_Short problem 1_: Return the section of the passage on garden soil methods starting with "Much as I wanted" and going on through "work. With provisos.", copied word for word.
_Short problem 2_: Continue the passage on triple digging and Ruth Stout's mulch method from the point where it stops.

_Passage given_:

--- BEGIN ---

Everyone knew that this was destructive, and had been the downfall of many
a third world village project. It was a given that a better method was
required.
The right way was, of
course, what they taught us at Emerson. It was a tough row to hoe, because
the instructors were proponents not merely of digging, not just
double-digging, but triple digging. This was a technique based on the
ancient small-scale agricultural practices of hearty Gallic truck farmers
on the outskirts of Paris as well as of terribly finicky, upper-class
British rose growers and formal gardeners. Triple digging is organic and
fanatical. It's done at Wisley and Kew. It involves cutting into the earth
three spits (spade depths) down and systematically inserting various kinds
of material from the most decayed compost – horse manure, preferably
French - to the coarsest new-cut straw. It rebuilds soil and if you
respect the earth and love to work (those with back problems, take
warning) this is a rewarding method over the long haul. Along with
“biodynamic preparations” made from diluted compost, triple digging
promises new, permanent soil vigor after a season or two. Certainly my
teachers thought so. That was the “right way.”
Much as I wanted to be a
good student, I was far more attracted to the "easy way," the less
invasive approach of Ruth Stout – especially after a few weeks of the
grueling physical labor involved in Steiner's soil building technique. The
easy way was the precise antidote to all that physical hardship. American
Ruth Stout called it “no dig, no work.” Even our excessively Euro-centric
teachers gave grudging kudos to Ms Stout and her “permanent mulch” method.
Stout was sufficiently kooky for the Steiner followers (also known as
anthroposophists) to embrace unabashedly. She had a near-religious respect
for the natural environment and, most importantly, believe it or not, her
method does work. With provisos.

--- END ---

_Given information_:
--- BEGIN ---

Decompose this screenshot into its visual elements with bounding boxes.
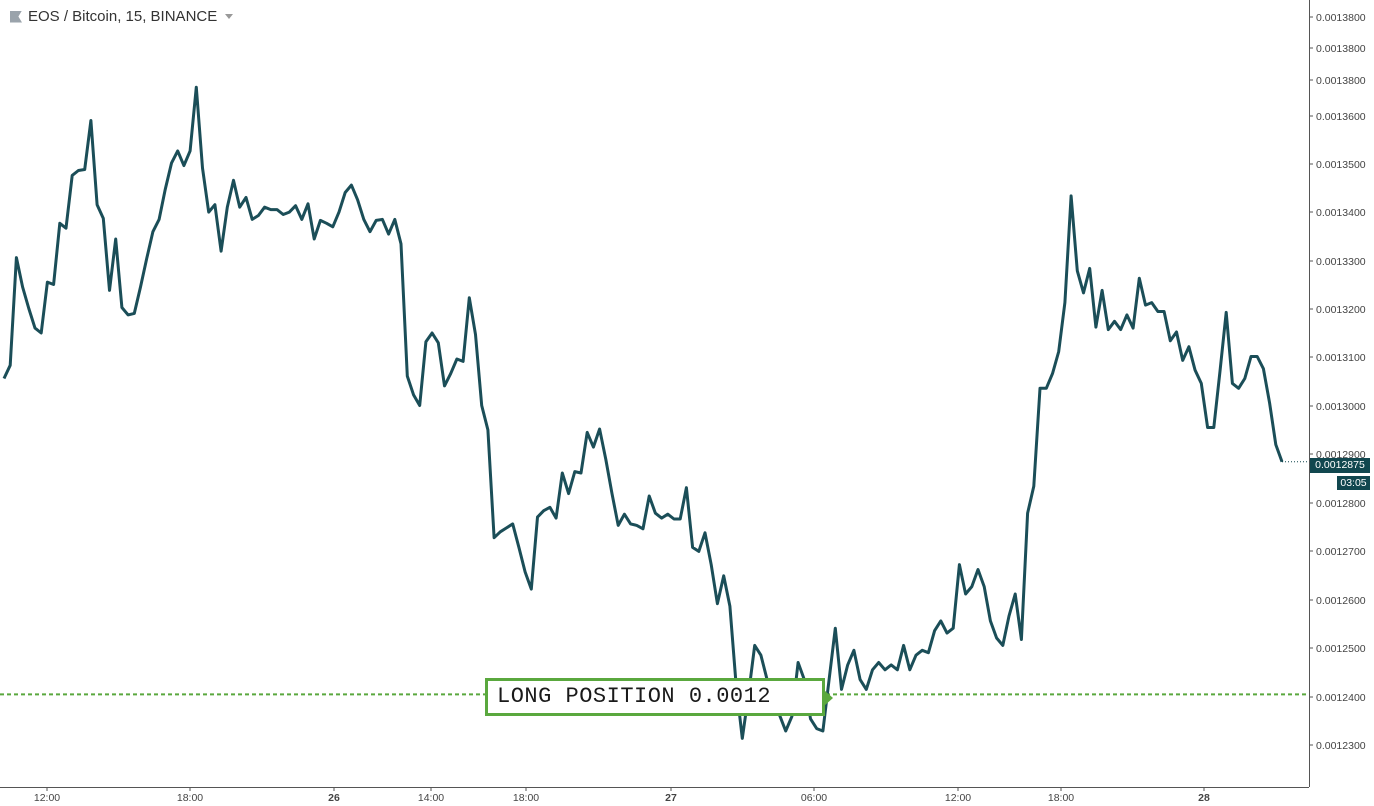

--- END ---

_Final result 1_:
Much as I wanted to be a
good student, I was far more attracted to the "easy way," the less
invasive approach of Ruth Stout – especially after a few weeks of the
grueling physical labor involved in Steiner's soil building technique. The
easy way was the precise antidote to all that physical hardship. American
Ruth Stout called it “no dig, no work.” Even our excessively Euro-centric
teachers gave grudging kudos to Ms Stout and her “permanent mulch” method.
Stout was sufficiently kooky for the Steiner followers (also known as
anthroposophists) to embrace unabashedly. She had a near-religious respect
for the natural environment and, most importantly, believe it or not, her
method does work. With provisos.

_Final result 2_:
Born in Kansas in 1884,
Ruth was a Quaker whose family worked a farm. She lived into her nineties,
died in 1980, and developed a reputation for being brilliant, if
eccentric. She laid claim to having smashed saloons to smithereens along
with temperance queen Carrie Nation. The dates fit and no-one ever proved
otherwise. Her famous brother Rex was also a gardener, entrepreneur and
author. As most everyone knows, he penned the Nero Wolfe mysteries. Wolfe,
who has his own website as though he were a real guy (he wasn’t), was
portrayed by Rex as a morbidly obese highly cerebral solver of mysteries
who raised rare orchids in a penthouse roof garden. In real life Rex
thought his sister crazy for her no-dig technique, calling her yard,
affectionately one assumes, a “garbage dump.” But as one writer has
correctly pointed out, Rex had servants to help him compost, and he was as
strict about his composting as his hero Nero was about schedules for
watering the orchids. Whereas Ruth had only herself and a rather dotty
philosopher/carpenter partner, Richard Clemence, who probably wasn’t the
brawniest gnome in the garden.
So Ruth developed, or
rediscovered, a gardening method that she claims, properly, was invented
by God. For it was God who decreed that each year leaves would fall and
cover the bare earth, and that in the spring, plants germinated under
their blanket of leaves would miraculously regenerate. From this and other
simple observations, Ruth decided that everyone should do what God does,
and cover their garden area with “permanent mulch.” And then, as she had,
they would discover that "There is peace in the garden. Peace and
results."
What, precisely, was she
doing that excited so much dinner table conversation among homesteaders
almost a generation ago? Precious little, by her own report. It was if
anything a kind of deconstruction of gardening as it is generally
understood. Permanent mulch, once built (and continually added to) simply
lies in the garden between and among your plants - permanently. Now often
called “The Stout Method” (though Ruth never named it and attributes the
title to her faithful Richard), the technique ranged from the crude
propagation of potatoes by just throwing them on the ground and leaving
them to fend for themselves, to a rather more sophisticated packing order
for mulch.
For starters, Ruth
opined that any vegetation would make good mulch: hay, straw, leaves, pine
needles, even household garbage without the meat and inorganic stuff.
(When Ruth started her work, in less wasteful times, there wasn't much
inorganic stuff in the kitchen bin.) In response to immediately arising
suspicions that some of these materials might be too acidic (pine needles
and oak leaves come to mind) she responded that if there was a problem of
acidity, you could just use a little lime, offering wood ash as an
example. Already we’ve gotten out of the realm of “no work” and into the
realm of some work, and some understanding and vigilance. But let’s not
second guess the woman who created the system.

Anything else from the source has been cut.